### Given entries
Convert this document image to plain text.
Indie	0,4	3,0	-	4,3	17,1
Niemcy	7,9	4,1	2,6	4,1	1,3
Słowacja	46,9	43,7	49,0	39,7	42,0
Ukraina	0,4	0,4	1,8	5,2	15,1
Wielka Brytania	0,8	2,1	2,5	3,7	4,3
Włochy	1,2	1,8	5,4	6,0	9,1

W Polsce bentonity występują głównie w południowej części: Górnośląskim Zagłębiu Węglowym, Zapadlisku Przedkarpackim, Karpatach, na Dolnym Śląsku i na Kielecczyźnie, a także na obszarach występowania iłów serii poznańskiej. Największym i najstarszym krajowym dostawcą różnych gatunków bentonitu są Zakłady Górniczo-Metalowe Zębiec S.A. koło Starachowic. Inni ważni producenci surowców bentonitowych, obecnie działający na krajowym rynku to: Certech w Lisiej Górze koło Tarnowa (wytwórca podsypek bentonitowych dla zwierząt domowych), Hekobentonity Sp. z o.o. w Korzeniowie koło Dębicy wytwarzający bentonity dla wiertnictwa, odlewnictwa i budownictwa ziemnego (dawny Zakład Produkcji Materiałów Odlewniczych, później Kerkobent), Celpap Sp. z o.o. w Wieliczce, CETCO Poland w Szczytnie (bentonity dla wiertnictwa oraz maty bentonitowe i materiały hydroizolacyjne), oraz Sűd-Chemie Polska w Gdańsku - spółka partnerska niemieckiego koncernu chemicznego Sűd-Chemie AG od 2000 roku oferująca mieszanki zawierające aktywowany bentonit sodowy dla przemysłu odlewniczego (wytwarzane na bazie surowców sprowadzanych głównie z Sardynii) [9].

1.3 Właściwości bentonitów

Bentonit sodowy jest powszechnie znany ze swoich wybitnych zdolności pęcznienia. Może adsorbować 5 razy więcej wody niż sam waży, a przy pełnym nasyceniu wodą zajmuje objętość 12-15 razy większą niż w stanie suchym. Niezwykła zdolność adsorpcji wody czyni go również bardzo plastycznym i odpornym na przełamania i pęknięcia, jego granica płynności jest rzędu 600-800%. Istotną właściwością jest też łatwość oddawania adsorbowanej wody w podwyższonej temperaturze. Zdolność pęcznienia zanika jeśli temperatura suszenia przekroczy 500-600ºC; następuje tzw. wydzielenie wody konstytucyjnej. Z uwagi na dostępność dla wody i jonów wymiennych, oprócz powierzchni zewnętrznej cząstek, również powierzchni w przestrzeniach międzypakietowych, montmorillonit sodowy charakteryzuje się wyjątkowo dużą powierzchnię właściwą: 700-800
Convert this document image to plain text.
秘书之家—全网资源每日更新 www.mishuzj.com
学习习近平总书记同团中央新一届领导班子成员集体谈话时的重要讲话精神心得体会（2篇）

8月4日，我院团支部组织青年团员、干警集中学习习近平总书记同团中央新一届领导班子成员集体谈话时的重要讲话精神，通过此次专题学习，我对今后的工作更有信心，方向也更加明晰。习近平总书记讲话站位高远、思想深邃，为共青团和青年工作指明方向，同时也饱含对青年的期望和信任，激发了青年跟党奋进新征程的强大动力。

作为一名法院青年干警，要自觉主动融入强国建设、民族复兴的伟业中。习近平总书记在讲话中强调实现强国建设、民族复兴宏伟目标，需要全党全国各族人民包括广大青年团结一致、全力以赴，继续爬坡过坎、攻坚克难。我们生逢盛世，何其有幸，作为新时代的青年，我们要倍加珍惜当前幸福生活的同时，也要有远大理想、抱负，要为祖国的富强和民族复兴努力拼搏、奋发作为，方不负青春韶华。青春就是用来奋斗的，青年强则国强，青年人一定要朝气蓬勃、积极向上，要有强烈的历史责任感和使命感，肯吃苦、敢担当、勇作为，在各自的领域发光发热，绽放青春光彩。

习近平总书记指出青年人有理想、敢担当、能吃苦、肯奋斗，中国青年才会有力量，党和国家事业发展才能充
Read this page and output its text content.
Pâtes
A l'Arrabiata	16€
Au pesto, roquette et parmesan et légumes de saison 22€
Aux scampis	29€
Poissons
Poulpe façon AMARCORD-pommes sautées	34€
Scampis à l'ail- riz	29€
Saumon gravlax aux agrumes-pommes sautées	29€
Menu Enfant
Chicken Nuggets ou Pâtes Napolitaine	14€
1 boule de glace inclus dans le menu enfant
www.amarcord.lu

### Task objective
Transcribe each entry exactly.

### Reply
Convert this document image to plain text.
Indie	0,4	3,0	-	4,3	17,1
Niemcy	7,9	4,1	2,6	4,1	1,3
Słowacja	46,9	43,7	49,0	39,7	42,0
Ukraina	0,4	0,4	1,8	5,2	15,1
Wielka Brytania	0,8	2,1	2,5	3,7	4,3
Włochy	1,2	1,8	5,4	6,0	9,1

W Polsce bentonity występują głównie w południowej części: Górnośląskim Zagłębiu Węglowym, Zapadlisku Przedkarpackim, Karpatach, na Dolnym Śląsku i na Kielecczyźnie, a także na obszarach występowania iłów serii poznańskiej. Największym i najstarszym krajowym dostawcą różnych gatunków bentonitu są Zakłady Górniczo-Metalowe Zębiec S.A. koło Starachowic. Inni ważni producenci surowców bentonitowych, obecnie działający na krajowym rynku to: Certech w Lisiej Górze koło Tarnowa (wytwórca podsypek bentonitowych dla zwierząt domowych), Hekobentonity Sp. z o.o. w Korzeniowie koło Dębicy wytwarzający bentonity dla wiertnictwa, odlewnictwa i budownictwa ziemnego (dawny Zakład Produkcji Materiałów Odlewniczych, później Kerkobent), Celpap Sp. z o.o. w Wieliczce, CETCO Poland w Szczytnie (bentonity dla wiertnictwa oraz maty bentonitowe i materiały hydroizolacyjne), oraz Sűd-Chemie Polska w Gdańsku - spółka partnerska niemieckiego koncernu chemicznego Sűd-Chemie AG od 2000 roku oferująca mieszanki zawierające aktywowany bentonit sodowy dla przemysłu odlewniczego (wytwarzane na bazie surowców sprowadzanych głównie z Sardynii) [9].

1.3 Właściwości bentonitów

Bentonit sodowy jest powszechnie znany ze swoich wybitnych zdolności pęcznienia. Może adsorbować 5 razy więcej wody niż sam waży, a przy pełnym nasyceniu wodą zajmuje objętość 12-15 razy większą niż w stanie suchym. Niezwykła zdolność adsorpcji wody czyni go również bardzo plastycznym i odpornym na przełamania i pęknięcia, jego granica płynności jest rzędu 600-800%. Istotną właściwością jest też łatwość oddawania adsorbowanej wody w podwyższonej temperaturze. Zdolność pęcznienia zanika jeśli temperatura suszenia przekroczy 500-600ºC; następuje tzw. wydzielenie wody konstytucyjnej. Z uwagi na dostępność dla wody i jonów wymiennych, oprócz powierzchni zewnętrznej cząstek, również powierzchni w przestrzeniach międzypakietowych, montmorillonit sodowy charakteryzuje się wyjątkowo dużą powierzchnię właściwą: 700-800
Convert this document image to plain text.
秘书之家—全网资源每日更新 www.mishuzj.com
学习习近平总书记同团中央新一届领导班子成员集体谈话时的重要讲话精神心得体会（2篇）

8月4日，我院团支部组织青年团员、干警集中学习习近平总书记同团中央新一届领导班子成员集体谈话时的重要讲话精神，通过此次专题学习，我对今后的工作更有信心，方向也更加明晰。习近平总书记讲话站位高远、思想深邃，为共青团和青年工作指明方向，同时也饱含对青年的期望和信任，激发了青年跟党奋进新征程的强大动力。

作为一名法院青年干警，要自觉主动融入强国建设、民族复兴的伟业中。习近平总书记在讲话中强调实现强国建设、民族复兴宏伟目标，需要全党全国各族人民包括广大青年团结一致、全力以赴，继续爬坡过坎、攻坚克难。我们生逢盛世，何其有幸，作为新时代的青年，我们要倍加珍惜当前幸福生活的同时，也要有远大理想、抱负，要为祖国的富强和民族复兴努力拼搏、奋发作为，方不负青春韶华。青春就是用来奋斗的，青年强则国强，青年人一定要朝气蓬勃、积极向上，要有强烈的历史责任感和使命感，肯吃苦、敢担当、勇作为，在各自的领域发光发热，绽放青春光彩。

习近平总书记指出青年人有理想、敢担当、能吃苦、肯奋斗，中国青年才会有力量，党和国家事业发展才能充
Read this page and output its text content.
Pâtes
A l'Arrabiata	16€
Au pesto, roquette et parmesan et légumes de saison 22€
Aux scampis	29€
Poissons
Poulpe façon AMARCORD-pommes sautées	34€
Scampis à l'ail- riz	29€
Saumon gravlax aux agrumes-pommes sautées	29€
Menu Enfant
Chicken Nuggets ou Pâtes Napolitaine	14€
1 boule de glace inclus dans le menu enfant
www.amarcord.lu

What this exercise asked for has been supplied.